EXERCISE OBJECTIVE – State the count of lines below in which the word "this" appears, and add nothing.

INPUT MATERIAL –
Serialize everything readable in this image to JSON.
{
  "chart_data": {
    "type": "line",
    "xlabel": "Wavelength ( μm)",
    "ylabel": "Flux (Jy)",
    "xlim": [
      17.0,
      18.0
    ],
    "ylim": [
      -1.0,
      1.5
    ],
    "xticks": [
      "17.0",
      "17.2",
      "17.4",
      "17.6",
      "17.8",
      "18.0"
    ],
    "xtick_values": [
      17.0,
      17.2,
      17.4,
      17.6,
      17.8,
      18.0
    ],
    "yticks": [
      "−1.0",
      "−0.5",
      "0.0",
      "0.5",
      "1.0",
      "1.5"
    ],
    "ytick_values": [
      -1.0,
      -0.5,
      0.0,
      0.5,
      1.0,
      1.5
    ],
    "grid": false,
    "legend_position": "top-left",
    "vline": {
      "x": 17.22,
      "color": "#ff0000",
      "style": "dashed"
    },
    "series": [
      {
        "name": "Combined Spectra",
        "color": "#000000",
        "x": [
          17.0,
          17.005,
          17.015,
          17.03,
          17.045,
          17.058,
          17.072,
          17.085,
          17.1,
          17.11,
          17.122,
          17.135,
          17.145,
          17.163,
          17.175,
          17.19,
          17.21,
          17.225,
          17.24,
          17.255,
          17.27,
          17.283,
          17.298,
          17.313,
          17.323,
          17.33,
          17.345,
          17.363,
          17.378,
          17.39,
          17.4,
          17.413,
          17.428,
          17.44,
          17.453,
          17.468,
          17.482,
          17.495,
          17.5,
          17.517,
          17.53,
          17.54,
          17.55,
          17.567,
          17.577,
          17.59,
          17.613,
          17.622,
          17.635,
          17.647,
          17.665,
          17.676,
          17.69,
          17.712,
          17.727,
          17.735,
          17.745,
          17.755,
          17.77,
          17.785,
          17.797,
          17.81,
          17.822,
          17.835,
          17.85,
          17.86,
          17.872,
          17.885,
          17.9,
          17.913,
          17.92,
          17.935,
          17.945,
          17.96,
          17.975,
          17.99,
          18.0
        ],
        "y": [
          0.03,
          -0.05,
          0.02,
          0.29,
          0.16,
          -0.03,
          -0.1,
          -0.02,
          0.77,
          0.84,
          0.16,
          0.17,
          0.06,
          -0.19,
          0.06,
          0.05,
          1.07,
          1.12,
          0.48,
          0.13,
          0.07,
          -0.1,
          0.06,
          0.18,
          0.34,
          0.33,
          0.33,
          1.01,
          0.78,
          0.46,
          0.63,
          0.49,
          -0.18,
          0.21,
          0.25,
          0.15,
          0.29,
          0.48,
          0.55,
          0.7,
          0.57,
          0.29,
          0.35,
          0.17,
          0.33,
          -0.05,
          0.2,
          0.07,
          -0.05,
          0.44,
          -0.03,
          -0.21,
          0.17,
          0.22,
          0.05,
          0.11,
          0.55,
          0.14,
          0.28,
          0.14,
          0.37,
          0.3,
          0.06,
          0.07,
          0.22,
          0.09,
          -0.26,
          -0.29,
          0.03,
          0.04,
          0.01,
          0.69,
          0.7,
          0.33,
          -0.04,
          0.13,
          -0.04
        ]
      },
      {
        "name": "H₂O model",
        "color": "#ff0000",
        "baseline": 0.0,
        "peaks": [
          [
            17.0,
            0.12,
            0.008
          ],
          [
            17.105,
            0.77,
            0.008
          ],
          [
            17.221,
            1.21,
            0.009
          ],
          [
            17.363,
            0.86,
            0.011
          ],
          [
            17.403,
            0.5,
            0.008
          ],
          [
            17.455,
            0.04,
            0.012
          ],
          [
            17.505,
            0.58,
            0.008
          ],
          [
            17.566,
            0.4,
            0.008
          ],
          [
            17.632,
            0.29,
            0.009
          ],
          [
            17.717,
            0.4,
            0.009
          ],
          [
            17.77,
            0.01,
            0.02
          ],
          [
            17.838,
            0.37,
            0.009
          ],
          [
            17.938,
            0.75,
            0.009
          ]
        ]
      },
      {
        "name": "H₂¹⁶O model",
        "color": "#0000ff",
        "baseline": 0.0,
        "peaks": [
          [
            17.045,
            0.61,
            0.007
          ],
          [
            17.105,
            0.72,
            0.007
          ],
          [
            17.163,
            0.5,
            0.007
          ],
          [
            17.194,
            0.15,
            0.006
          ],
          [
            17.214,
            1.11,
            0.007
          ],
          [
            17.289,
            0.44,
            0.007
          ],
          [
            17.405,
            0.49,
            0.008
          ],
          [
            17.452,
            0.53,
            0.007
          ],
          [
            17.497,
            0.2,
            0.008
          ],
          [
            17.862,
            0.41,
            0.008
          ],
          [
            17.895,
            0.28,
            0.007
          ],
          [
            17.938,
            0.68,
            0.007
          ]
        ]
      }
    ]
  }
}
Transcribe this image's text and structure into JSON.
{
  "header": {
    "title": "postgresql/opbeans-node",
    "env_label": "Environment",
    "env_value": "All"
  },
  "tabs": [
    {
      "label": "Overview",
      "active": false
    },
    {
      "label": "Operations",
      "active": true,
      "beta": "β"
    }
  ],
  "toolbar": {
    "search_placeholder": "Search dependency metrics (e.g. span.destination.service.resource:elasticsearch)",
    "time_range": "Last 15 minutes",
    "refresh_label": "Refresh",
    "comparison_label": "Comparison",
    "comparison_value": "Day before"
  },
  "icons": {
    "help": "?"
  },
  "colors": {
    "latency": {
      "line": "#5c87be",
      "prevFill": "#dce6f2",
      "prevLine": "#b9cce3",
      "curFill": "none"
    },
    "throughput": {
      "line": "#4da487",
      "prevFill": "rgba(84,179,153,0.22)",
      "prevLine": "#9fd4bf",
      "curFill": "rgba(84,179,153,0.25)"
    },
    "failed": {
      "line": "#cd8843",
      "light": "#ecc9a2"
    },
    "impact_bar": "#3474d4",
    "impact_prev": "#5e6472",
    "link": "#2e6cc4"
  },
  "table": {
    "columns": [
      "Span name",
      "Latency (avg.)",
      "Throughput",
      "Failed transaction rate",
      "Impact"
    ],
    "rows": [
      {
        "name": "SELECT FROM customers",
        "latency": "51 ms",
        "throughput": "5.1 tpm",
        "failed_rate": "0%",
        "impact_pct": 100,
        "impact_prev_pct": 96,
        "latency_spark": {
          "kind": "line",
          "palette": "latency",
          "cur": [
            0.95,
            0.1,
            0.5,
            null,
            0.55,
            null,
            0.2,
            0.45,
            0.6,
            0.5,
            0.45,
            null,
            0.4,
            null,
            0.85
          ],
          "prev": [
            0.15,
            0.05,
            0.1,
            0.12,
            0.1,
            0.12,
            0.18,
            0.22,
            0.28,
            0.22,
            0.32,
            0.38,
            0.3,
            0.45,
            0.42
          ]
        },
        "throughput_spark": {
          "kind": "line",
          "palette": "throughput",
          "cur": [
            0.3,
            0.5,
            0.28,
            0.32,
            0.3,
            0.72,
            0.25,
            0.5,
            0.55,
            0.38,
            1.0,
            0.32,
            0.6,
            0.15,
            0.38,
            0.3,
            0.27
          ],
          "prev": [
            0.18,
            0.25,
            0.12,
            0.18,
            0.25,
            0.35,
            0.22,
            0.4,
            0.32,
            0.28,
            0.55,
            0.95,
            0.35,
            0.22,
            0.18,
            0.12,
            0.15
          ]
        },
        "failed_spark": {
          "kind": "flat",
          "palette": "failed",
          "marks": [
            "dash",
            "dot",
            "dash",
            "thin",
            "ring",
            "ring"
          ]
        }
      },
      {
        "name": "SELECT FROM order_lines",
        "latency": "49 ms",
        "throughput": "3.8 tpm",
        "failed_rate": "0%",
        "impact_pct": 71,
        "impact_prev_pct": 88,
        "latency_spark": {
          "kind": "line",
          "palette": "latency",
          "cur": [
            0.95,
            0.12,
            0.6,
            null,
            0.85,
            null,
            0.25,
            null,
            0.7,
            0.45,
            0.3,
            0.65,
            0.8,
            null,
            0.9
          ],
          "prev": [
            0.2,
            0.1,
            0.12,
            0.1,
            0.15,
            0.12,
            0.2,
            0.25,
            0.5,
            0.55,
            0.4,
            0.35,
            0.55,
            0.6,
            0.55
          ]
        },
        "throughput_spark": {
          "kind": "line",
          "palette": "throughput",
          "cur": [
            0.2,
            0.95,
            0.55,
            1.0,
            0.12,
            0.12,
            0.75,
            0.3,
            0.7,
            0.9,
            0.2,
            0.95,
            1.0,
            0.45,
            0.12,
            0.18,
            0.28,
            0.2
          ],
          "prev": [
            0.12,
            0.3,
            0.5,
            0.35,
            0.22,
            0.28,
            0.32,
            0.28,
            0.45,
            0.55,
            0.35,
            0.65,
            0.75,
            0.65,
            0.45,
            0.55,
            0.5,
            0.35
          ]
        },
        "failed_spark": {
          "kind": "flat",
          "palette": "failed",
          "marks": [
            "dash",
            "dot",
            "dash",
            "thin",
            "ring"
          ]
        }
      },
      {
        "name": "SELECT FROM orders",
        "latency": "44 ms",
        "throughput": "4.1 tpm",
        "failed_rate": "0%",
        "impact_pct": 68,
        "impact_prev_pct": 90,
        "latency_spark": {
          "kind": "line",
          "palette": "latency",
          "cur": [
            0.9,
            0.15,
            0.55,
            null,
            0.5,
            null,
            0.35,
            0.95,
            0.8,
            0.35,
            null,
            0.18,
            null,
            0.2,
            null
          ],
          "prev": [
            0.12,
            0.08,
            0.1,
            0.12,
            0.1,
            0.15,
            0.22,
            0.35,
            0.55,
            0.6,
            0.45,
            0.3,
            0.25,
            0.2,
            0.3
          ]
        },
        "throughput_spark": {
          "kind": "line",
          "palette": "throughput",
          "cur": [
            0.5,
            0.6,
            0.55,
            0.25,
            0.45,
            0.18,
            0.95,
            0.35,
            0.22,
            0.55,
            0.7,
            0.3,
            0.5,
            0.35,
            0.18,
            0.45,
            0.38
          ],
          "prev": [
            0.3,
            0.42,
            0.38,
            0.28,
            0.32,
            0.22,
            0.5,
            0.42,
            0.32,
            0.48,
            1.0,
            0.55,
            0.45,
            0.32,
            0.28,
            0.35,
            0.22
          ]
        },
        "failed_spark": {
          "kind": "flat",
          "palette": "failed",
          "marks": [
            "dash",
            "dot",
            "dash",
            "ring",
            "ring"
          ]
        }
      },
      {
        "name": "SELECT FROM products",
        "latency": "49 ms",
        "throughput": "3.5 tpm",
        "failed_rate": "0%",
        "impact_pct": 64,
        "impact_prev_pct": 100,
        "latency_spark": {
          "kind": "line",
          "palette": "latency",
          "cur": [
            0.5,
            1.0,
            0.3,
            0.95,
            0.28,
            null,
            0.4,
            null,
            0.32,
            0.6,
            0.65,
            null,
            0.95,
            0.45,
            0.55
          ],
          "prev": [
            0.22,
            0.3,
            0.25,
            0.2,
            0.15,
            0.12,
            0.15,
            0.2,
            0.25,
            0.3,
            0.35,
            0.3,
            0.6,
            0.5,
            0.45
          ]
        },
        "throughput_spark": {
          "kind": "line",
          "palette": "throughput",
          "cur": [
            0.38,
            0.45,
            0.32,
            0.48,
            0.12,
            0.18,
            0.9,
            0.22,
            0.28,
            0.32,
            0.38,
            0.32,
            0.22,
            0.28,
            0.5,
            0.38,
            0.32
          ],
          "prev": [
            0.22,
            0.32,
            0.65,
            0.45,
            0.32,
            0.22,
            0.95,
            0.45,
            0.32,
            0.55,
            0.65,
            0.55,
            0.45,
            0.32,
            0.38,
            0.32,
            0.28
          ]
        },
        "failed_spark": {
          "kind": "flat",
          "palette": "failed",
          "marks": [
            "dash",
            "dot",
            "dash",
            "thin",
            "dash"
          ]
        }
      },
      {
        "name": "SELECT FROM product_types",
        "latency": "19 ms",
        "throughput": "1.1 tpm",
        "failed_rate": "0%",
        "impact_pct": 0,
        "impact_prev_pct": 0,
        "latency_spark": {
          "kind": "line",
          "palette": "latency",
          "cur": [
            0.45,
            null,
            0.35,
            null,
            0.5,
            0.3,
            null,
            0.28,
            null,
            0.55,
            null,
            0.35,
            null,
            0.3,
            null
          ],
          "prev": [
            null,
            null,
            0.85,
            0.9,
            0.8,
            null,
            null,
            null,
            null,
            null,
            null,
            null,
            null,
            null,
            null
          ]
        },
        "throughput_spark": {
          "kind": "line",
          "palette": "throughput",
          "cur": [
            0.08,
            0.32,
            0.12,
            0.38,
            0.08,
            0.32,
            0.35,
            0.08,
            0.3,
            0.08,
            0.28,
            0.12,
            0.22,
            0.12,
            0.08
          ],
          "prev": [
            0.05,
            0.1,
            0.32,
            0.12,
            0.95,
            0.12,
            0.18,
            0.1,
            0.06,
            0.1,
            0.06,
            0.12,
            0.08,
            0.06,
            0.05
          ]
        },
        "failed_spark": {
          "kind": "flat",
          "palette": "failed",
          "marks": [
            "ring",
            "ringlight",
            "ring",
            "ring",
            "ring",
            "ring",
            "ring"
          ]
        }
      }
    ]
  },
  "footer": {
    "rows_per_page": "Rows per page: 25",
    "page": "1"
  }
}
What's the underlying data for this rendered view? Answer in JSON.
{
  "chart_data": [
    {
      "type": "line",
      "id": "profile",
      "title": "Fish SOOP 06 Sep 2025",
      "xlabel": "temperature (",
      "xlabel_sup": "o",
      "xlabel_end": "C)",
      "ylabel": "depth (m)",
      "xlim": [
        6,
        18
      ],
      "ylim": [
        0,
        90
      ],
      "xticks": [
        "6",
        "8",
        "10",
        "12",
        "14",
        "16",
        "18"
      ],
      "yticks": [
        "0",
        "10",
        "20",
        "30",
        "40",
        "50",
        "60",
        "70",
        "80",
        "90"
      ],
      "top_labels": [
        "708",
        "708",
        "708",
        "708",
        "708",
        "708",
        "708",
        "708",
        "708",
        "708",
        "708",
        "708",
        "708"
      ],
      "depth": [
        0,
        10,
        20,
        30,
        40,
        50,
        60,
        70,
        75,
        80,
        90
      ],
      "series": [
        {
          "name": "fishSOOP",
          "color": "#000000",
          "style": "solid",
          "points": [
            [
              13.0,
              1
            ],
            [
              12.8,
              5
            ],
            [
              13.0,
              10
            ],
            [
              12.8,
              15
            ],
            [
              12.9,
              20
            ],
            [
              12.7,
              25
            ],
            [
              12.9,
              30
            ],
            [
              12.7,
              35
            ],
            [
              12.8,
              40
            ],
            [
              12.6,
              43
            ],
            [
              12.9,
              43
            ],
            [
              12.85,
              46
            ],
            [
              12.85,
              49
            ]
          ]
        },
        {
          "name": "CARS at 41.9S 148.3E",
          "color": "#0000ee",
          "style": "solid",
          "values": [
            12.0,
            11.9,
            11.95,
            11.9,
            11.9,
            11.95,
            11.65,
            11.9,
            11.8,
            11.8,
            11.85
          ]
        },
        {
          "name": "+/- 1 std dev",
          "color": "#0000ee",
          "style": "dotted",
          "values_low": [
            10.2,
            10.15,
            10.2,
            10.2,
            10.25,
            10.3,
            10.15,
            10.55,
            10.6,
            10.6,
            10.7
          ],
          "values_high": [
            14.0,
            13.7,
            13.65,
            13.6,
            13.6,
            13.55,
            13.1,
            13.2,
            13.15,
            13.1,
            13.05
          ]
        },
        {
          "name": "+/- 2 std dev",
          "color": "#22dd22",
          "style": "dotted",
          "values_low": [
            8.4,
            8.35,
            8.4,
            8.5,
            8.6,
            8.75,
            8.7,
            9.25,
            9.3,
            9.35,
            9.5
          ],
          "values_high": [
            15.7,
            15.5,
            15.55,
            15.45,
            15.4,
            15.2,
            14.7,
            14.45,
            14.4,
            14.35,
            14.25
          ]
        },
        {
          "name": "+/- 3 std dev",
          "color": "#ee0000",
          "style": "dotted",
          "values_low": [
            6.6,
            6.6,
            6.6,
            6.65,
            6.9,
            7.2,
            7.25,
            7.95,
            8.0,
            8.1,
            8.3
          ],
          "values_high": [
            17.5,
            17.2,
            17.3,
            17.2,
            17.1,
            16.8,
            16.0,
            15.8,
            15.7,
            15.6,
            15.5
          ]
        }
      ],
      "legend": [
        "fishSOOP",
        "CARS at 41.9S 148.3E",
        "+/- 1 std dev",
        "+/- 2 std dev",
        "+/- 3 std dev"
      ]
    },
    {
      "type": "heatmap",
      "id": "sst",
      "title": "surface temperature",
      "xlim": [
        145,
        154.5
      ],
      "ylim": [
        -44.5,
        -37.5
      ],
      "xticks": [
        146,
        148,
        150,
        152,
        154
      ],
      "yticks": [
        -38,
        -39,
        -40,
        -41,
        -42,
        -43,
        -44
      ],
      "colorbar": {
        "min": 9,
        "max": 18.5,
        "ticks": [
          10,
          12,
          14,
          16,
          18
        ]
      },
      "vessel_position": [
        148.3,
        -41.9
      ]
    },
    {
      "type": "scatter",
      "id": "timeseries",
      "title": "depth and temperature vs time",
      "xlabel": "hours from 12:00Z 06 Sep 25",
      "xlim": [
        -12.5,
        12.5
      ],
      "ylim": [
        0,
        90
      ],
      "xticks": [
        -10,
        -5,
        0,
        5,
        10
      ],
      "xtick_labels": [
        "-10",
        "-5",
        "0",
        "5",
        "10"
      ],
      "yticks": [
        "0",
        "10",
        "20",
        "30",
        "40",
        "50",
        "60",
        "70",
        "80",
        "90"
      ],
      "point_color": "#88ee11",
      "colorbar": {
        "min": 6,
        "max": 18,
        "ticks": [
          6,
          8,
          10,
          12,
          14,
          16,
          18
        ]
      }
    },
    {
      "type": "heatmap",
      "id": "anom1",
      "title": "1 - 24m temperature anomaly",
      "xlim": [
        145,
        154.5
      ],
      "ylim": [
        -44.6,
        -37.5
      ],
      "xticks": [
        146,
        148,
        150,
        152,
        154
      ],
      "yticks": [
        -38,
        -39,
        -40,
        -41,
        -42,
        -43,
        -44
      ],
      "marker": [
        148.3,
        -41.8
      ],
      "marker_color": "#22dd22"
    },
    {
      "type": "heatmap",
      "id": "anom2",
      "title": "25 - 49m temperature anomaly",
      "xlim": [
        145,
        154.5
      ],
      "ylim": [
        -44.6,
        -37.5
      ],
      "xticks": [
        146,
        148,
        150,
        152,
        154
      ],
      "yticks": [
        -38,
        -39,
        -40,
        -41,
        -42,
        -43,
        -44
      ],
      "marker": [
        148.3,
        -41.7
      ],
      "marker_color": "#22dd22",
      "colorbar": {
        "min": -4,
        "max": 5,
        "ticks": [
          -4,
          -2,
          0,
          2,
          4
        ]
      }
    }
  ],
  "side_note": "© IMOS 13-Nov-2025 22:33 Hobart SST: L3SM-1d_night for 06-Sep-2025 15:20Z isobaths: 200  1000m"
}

EXERCISE RESPONSE – 3